The records below are to be repeated in full, exactly as they are.

Saved data entries
● ● ● ● ●

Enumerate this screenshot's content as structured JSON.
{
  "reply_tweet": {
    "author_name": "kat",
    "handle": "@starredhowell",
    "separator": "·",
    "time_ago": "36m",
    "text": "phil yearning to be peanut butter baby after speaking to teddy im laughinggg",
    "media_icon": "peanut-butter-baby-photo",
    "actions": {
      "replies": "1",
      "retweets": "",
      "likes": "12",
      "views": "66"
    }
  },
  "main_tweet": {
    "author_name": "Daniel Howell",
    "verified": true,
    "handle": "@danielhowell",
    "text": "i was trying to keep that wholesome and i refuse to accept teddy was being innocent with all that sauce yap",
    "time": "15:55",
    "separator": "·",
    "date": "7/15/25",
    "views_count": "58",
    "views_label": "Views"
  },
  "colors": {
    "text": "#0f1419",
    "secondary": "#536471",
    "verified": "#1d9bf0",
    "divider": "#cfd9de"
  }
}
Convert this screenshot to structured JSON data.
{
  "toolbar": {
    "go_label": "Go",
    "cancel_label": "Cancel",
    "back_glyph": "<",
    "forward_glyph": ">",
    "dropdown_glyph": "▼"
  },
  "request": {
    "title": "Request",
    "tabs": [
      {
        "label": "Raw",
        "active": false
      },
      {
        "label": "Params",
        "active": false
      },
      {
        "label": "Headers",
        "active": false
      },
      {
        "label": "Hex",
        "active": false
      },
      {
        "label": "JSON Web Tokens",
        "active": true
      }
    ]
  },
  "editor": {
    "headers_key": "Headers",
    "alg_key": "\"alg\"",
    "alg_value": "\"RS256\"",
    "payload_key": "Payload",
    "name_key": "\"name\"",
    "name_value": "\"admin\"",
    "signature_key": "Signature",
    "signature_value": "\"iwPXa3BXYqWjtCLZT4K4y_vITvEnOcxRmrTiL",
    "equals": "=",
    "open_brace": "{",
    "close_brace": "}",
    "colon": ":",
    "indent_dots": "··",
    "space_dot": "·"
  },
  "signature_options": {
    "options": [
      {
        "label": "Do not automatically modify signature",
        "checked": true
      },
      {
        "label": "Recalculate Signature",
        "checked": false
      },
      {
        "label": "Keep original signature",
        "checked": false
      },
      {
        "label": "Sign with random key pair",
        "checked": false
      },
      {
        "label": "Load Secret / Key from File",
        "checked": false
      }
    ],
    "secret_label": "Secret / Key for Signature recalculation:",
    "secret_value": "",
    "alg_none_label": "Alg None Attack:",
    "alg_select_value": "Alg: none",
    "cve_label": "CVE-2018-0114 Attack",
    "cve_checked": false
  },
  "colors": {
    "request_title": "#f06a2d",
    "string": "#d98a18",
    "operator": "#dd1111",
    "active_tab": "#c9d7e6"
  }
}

● ● ● ● ●

Worked answer:
Enumerate this screenshot's content as structured JSON.
{
  "reply_tweet": {
    "author_name": "kat",
    "handle": "@starredhowell",
    "separator": "·",
    "time_ago": "36m",
    "text": "phil yearning to be peanut butter baby after speaking to teddy im laughinggg",
    "media_icon": "peanut-butter-baby-photo",
    "actions": {
      "replies": "1",
      "retweets": "",
      "likes": "12",
      "views": "66"
    }
  },
  "main_tweet": {
    "author_name": "Daniel Howell",
    "verified": true,
    "handle": "@danielhowell",
    "text": "i was trying to keep that wholesome and i refuse to accept teddy was being innocent with all that sauce yap",
    "time": "15:55",
    "separator": "·",
    "date": "7/15/25",
    "views_count": "58",
    "views_label": "Views"
  },
  "colors": {
    "text": "#0f1419",
    "secondary": "#536471",
    "verified": "#1d9bf0",
    "divider": "#cfd9de"
  }
}
Convert this screenshot to structured JSON data.
{
  "toolbar": {
    "go_label": "Go",
    "cancel_label": "Cancel",
    "back_glyph": "<",
    "forward_glyph": ">",
    "dropdown_glyph": "▼"
  },
  "request": {
    "title": "Request",
    "tabs": [
      {
        "label": "Raw",
        "active": false
      },
      {
        "label": "Params",
        "active": false
      },
      {
        "label": "Headers",
        "active": false
      },
      {
        "label": "Hex",
        "active": false
      },
      {
        "label": "JSON Web Tokens",
        "active": true
      }
    ]
  },
  "editor": {
    "headers_key": "Headers",
    "alg_key": "\"alg\"",
    "alg_value": "\"RS256\"",
    "payload_key": "Payload",
    "name_key": "\"name\"",
    "name_value": "\"admin\"",
    "signature_key": "Signature",
    "signature_value": "\"iwPXa3BXYqWjtCLZT4K4y_vITvEnOcxRmrTiL",
    "equals": "=",
    "open_brace": "{",
    "close_brace": "}",
    "colon": ":",
    "indent_dots": "··",
    "space_dot": "·"
  },
  "signature_options": {
    "options": [
      {
        "label": "Do not automatically modify signature",
        "checked": true
      },
      {
        "label": "Recalculate Signature",
        "checked": false
      },
      {
        "label": "Keep original signature",
        "checked": false
      },
      {
        "label": "Sign with random key pair",
        "checked": false
      },
      {
        "label": "Load Secret / Key from File",
        "checked": false
      }
    ],
    "secret_label": "Secret / Key for Signature recalculation:",
    "secret_value": "",
    "alg_none_label": "Alg None Attack:",
    "alg_select_value": "Alg: none",
    "cve_label": "CVE-2018-0114 Attack",
    "cve_checked": false
  },
  "colors": {
    "request_title": "#f06a2d",
    "string": "#d98a18",
    "operator": "#dd1111",
    "active_tab": "#c9d7e6"
  }
}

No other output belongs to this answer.